-- START OF DATASET EXTRACT --

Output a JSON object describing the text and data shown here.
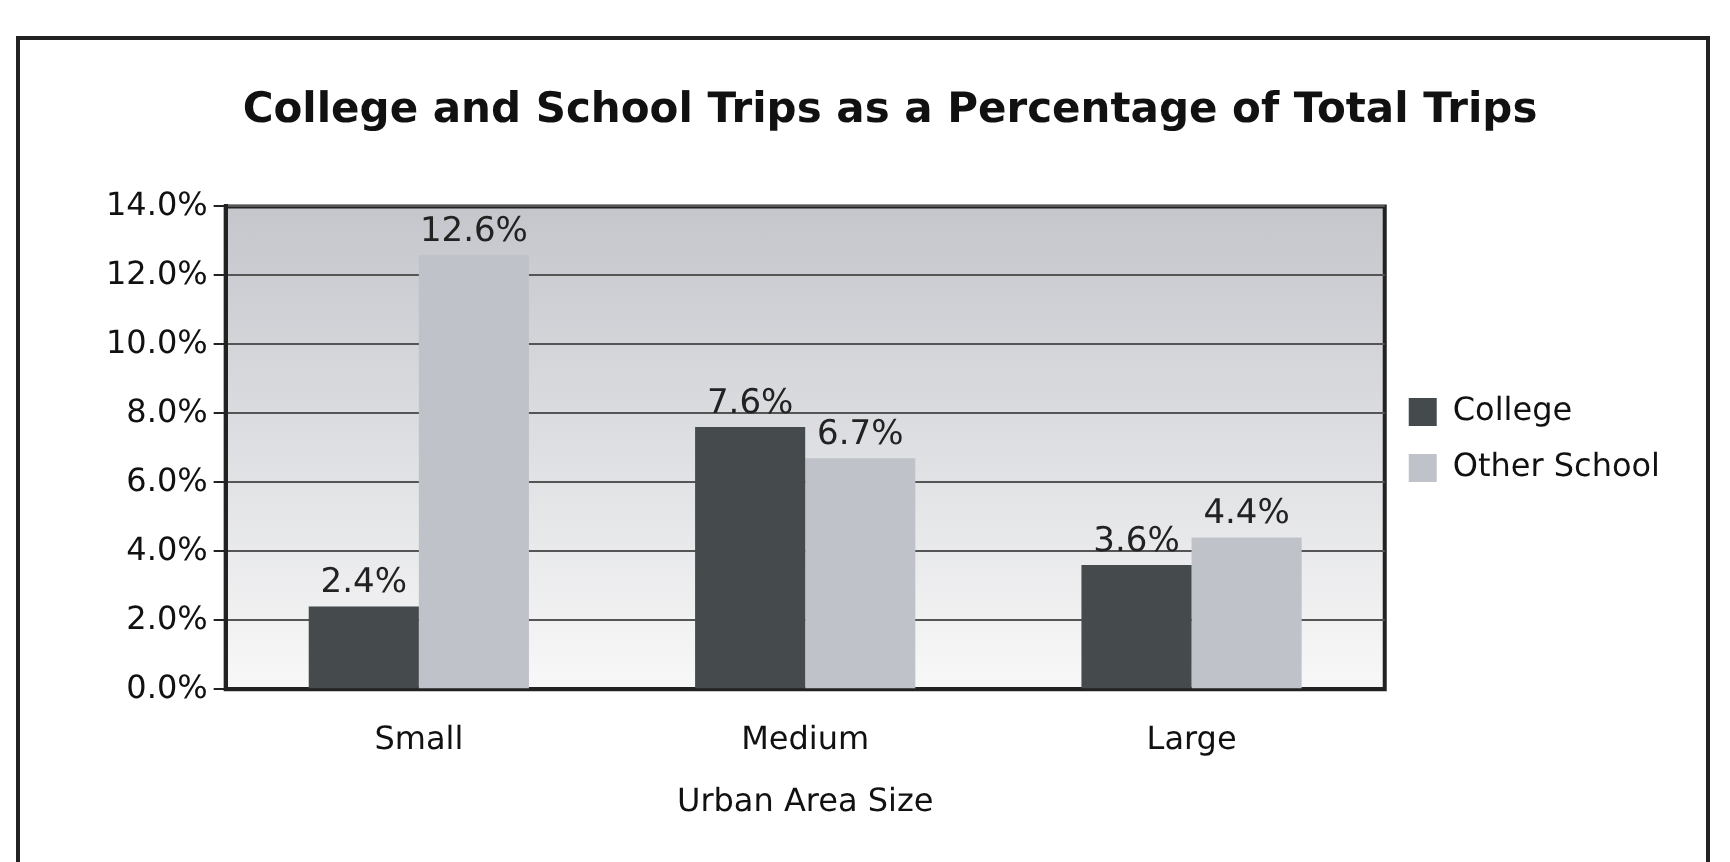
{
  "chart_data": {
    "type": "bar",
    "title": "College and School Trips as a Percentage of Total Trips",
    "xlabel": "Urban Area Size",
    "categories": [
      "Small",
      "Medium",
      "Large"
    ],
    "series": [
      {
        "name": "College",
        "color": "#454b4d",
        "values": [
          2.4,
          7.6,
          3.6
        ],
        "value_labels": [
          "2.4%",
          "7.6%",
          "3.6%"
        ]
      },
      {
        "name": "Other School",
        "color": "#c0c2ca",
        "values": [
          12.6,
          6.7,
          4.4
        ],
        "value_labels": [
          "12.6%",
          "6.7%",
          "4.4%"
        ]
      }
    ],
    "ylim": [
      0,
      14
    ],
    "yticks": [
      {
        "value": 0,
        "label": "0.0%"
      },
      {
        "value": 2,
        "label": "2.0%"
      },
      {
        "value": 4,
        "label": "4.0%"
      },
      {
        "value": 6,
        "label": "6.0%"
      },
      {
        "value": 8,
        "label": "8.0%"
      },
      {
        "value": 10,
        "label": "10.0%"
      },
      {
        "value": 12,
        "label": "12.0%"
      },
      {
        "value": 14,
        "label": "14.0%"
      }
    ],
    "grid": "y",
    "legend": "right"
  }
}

-- END OF DATASET EXTRACT --

#### WHAT YOU ARE ASKED TO DO
From the listing above, collect every line that mentions the word "College".

#### ANSWER FOR THIS EXERCISE
    "title": "College and School Trips as a Percentage of Total Trips",
        "name": "College",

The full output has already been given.